## [Your instructions]
From the entries below, copy out every line with "Biokraftstofferzeugung" in it.

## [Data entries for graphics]
§ §

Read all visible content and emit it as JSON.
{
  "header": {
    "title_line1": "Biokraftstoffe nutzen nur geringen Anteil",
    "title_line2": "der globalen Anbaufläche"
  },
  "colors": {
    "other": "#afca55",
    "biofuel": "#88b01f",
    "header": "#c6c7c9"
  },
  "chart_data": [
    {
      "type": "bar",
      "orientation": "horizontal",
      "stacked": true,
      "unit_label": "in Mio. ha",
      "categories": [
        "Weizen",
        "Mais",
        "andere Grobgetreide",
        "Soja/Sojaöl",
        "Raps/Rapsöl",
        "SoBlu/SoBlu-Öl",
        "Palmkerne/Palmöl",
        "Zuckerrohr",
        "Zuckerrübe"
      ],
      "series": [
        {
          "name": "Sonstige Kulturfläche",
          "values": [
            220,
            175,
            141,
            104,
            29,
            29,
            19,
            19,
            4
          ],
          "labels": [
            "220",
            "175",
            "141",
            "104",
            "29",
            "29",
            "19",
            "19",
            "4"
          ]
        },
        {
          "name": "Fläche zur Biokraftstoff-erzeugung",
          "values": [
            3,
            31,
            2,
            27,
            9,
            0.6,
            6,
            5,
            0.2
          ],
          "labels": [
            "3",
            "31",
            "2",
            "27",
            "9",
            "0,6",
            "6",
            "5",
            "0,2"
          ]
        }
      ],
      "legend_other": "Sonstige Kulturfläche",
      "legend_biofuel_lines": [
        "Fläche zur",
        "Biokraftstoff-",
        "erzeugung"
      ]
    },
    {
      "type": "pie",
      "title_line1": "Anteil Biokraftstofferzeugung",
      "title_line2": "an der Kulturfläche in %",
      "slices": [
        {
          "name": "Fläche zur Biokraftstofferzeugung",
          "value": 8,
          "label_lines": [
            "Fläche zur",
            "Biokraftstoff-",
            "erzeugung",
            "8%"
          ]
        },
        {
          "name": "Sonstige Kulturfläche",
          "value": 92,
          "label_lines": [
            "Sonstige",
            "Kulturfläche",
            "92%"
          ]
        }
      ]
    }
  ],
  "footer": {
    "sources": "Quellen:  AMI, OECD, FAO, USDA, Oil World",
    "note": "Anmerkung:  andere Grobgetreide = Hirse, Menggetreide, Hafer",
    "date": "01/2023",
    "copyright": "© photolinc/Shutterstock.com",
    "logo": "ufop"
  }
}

§ §

## [Written answer]
      "title_line1": "Anteil Biokraftstofferzeugung",
          "name": "Fläche zur Biokraftstofferzeugung",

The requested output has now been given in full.